(Work to complete)
Take every line from the listing below that includes "Champaign" and copy it.

* Begin *

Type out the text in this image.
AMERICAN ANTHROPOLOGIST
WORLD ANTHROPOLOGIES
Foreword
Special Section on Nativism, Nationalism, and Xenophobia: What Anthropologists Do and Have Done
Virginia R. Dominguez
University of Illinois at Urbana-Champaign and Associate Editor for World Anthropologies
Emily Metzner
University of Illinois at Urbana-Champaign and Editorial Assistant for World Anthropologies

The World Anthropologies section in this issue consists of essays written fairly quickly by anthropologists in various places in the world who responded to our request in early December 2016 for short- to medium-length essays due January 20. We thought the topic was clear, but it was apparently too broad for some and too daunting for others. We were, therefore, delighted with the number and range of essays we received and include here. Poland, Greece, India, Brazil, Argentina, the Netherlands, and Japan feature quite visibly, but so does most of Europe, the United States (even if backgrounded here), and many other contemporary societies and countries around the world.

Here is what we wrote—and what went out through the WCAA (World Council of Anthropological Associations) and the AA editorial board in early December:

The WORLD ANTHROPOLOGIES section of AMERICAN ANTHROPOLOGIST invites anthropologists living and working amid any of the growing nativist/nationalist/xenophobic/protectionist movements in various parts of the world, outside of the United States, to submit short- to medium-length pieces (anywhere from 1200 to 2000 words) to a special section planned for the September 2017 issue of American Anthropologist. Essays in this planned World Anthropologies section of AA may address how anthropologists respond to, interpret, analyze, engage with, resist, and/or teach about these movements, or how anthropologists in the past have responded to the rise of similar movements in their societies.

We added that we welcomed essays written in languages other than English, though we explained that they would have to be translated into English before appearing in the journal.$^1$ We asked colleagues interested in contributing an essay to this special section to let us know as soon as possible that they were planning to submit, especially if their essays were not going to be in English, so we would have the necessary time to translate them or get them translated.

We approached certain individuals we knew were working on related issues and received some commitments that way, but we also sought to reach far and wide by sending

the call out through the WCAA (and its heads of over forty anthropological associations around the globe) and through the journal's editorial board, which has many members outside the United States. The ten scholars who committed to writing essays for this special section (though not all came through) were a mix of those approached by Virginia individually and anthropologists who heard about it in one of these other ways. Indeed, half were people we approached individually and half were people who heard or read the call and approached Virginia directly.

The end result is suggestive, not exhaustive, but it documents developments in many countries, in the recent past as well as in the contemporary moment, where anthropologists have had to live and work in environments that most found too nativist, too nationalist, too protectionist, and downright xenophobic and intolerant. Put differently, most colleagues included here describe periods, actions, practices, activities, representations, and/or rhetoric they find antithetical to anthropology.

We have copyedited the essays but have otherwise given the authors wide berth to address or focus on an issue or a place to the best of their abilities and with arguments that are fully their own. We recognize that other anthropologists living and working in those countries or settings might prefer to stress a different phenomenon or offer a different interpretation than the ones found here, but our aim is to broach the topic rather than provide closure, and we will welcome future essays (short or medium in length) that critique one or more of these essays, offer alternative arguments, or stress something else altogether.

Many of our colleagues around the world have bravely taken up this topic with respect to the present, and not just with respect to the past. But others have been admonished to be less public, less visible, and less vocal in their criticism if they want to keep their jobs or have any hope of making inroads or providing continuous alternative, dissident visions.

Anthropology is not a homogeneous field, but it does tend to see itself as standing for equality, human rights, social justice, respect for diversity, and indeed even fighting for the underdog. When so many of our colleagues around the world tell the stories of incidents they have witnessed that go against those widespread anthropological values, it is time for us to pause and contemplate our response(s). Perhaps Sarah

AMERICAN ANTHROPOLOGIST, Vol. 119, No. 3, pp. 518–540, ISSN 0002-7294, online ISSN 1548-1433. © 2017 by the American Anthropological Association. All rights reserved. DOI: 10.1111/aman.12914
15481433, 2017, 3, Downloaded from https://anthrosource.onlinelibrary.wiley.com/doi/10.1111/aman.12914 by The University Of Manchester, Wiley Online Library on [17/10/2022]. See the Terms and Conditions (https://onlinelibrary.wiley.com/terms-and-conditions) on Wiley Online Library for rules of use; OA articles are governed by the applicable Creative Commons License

* End *

(Task output)
University of Illinois at Urbana-Champaign and Associate Editor for World Anthropologies
University of Illinois at Urbana-Champaign and Editorial Assistant for World Anthropologies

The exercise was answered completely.